» GIVEN REQUEST
Identify each line holding the string "para" and copy it.

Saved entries

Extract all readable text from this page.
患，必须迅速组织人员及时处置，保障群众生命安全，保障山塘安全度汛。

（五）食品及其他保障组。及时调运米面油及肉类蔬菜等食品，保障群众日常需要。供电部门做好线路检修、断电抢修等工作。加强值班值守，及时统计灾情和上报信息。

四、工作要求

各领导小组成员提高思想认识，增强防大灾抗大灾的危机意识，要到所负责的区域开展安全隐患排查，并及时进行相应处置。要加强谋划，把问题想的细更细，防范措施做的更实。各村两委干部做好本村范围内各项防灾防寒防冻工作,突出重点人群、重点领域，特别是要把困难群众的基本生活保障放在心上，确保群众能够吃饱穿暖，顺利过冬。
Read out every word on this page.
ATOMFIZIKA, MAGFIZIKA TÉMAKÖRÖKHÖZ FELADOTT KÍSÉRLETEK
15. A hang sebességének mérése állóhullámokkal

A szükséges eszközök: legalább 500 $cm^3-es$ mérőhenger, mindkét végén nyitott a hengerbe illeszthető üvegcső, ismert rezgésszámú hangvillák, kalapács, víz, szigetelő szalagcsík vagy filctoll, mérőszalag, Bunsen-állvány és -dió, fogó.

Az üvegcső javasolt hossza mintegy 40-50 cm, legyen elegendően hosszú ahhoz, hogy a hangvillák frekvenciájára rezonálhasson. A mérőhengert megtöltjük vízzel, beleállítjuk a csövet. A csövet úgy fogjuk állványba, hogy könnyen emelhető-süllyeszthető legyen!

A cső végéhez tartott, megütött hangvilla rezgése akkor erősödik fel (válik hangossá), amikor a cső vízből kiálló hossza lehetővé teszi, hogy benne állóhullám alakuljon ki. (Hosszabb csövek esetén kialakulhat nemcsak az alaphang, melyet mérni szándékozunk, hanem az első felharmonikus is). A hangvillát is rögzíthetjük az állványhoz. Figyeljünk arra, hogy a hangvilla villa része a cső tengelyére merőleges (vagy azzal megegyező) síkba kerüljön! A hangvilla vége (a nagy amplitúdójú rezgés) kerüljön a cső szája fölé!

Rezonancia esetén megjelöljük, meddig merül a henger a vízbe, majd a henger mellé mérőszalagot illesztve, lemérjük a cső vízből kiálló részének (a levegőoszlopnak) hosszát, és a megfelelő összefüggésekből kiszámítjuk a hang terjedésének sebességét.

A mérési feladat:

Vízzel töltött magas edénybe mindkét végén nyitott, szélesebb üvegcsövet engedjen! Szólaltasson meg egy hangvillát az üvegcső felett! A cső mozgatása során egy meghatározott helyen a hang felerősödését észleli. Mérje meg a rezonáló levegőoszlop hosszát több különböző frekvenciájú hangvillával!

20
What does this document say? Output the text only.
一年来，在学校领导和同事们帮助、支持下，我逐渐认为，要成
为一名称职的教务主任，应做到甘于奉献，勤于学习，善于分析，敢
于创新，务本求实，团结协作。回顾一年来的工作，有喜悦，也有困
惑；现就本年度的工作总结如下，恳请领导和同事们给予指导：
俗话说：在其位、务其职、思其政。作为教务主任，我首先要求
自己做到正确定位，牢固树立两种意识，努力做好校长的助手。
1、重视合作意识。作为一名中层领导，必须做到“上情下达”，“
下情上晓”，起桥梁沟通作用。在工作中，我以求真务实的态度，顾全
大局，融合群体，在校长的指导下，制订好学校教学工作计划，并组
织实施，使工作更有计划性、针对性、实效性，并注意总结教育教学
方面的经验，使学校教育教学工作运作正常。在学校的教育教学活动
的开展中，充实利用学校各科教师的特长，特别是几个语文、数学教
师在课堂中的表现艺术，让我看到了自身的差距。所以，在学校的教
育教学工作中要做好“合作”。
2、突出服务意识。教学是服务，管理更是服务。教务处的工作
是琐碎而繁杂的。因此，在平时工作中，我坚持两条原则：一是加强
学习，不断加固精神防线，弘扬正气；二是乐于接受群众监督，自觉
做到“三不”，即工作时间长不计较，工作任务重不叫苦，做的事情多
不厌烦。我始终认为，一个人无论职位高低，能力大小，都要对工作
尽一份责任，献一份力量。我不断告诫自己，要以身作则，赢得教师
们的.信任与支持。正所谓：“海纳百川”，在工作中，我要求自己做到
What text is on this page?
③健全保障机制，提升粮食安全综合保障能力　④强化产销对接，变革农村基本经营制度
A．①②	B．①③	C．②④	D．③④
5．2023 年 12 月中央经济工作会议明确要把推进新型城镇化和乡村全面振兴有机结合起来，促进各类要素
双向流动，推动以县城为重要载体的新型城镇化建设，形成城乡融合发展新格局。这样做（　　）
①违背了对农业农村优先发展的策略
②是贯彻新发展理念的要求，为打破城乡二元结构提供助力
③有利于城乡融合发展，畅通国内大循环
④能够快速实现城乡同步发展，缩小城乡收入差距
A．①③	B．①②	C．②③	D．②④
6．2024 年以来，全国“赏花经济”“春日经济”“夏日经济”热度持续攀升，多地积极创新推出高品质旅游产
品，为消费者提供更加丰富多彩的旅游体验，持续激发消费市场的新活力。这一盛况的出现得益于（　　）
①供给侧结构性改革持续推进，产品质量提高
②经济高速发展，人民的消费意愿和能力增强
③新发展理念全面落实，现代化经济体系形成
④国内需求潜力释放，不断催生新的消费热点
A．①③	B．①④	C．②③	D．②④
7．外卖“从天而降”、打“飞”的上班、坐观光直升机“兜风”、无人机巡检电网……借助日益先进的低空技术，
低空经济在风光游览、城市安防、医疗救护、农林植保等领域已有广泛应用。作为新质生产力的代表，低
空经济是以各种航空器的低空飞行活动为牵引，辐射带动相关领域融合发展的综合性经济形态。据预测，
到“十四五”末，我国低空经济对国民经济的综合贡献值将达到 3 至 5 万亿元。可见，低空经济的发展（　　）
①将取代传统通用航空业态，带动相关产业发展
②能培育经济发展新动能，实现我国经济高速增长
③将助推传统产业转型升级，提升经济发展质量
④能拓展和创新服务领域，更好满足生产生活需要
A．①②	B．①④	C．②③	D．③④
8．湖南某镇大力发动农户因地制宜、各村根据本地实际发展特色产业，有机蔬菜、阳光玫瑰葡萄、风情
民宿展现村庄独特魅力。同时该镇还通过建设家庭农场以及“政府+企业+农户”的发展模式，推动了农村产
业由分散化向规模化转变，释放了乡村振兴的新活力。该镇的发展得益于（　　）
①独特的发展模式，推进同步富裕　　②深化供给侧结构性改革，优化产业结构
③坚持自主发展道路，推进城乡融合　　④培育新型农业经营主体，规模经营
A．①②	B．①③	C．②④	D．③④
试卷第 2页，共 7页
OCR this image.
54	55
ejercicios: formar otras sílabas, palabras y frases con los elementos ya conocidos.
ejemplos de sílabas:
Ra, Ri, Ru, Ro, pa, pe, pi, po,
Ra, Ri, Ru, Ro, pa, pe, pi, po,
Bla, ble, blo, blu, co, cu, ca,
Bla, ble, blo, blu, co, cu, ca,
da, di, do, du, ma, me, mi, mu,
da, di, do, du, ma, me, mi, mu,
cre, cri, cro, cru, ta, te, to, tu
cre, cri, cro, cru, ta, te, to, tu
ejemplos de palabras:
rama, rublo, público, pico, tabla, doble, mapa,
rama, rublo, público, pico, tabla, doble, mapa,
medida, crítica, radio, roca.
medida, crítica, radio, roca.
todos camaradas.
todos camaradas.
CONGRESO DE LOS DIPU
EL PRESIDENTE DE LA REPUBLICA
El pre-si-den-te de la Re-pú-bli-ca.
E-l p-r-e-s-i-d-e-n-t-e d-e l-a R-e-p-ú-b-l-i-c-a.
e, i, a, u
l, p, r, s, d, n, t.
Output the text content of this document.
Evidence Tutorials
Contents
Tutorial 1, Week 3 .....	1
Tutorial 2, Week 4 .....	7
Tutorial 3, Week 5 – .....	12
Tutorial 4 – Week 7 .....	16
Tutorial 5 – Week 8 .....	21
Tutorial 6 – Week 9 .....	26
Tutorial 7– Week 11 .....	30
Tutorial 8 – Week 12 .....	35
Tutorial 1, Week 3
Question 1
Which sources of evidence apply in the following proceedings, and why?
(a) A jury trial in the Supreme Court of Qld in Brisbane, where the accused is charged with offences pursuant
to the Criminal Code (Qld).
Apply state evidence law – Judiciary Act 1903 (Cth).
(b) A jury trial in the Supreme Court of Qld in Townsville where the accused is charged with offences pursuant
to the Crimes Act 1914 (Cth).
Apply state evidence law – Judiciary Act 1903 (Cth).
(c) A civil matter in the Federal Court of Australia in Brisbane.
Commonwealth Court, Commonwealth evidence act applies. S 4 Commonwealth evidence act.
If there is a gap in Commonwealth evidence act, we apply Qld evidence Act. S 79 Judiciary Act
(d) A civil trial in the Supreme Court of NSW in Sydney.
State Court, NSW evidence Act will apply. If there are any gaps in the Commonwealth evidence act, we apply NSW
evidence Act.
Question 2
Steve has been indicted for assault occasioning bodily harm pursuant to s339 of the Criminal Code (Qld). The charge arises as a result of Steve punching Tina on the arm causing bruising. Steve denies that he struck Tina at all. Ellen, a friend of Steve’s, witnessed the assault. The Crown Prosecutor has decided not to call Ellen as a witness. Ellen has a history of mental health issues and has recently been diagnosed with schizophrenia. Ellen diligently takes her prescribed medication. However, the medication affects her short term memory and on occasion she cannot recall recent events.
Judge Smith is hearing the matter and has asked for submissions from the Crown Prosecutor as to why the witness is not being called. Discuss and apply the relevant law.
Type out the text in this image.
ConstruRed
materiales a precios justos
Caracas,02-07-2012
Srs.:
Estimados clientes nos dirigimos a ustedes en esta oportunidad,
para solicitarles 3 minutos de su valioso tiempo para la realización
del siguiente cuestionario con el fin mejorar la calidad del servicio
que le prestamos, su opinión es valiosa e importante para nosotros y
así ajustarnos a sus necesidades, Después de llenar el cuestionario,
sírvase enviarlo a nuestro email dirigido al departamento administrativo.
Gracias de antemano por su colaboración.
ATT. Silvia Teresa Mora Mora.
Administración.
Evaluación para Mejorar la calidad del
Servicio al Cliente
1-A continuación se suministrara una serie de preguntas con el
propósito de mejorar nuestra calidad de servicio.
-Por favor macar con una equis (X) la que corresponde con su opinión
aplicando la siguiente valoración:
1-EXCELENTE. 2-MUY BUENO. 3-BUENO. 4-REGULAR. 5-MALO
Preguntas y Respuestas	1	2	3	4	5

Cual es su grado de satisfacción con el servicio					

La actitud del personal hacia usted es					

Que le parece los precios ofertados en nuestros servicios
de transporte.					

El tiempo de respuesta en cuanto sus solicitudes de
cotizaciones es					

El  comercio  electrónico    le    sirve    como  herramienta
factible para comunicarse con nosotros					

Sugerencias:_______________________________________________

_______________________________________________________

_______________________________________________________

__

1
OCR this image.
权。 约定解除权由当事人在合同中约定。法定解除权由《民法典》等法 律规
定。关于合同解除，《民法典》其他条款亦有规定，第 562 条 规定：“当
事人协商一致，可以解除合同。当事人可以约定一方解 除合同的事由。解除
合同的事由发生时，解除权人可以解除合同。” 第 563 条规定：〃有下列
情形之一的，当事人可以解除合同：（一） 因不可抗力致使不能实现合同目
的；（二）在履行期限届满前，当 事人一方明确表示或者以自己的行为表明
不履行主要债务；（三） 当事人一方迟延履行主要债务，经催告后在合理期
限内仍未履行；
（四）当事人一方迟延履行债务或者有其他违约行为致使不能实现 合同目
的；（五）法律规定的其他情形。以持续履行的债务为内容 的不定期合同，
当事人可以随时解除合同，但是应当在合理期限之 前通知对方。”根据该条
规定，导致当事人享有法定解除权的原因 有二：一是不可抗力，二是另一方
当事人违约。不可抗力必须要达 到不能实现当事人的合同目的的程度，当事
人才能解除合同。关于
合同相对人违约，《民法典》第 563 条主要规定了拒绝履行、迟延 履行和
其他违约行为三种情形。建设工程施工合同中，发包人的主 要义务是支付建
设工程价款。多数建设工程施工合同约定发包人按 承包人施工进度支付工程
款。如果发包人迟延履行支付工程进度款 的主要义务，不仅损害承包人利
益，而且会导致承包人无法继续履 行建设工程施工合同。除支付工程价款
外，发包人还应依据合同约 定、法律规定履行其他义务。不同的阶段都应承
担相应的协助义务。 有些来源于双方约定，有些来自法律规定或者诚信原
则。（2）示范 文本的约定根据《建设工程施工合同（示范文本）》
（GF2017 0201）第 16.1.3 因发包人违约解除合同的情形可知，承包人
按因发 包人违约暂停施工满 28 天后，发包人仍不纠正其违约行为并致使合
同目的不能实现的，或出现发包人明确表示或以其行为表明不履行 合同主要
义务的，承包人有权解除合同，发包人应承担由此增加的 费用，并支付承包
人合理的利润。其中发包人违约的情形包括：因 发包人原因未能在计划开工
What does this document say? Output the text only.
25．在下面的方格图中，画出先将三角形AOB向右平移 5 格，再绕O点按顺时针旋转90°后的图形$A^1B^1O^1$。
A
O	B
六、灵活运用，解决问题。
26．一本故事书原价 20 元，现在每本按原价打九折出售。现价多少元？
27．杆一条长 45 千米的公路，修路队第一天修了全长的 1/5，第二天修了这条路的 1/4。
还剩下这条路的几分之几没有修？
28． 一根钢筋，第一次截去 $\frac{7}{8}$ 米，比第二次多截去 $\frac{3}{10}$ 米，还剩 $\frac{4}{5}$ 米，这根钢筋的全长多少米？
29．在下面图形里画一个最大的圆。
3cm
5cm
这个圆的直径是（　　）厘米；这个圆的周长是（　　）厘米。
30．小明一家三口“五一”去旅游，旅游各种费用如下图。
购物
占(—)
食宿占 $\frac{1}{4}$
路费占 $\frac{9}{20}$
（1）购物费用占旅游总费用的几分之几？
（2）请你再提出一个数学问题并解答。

» RESULT FOR THIS TASK
para solicitarles 3 minutos de su valioso tiempo para la realización
que le prestamos, su opinión es valiosa e importante para nosotros y
Evaluación para Mejorar la calidad del
factible para comunicarse con nosotros					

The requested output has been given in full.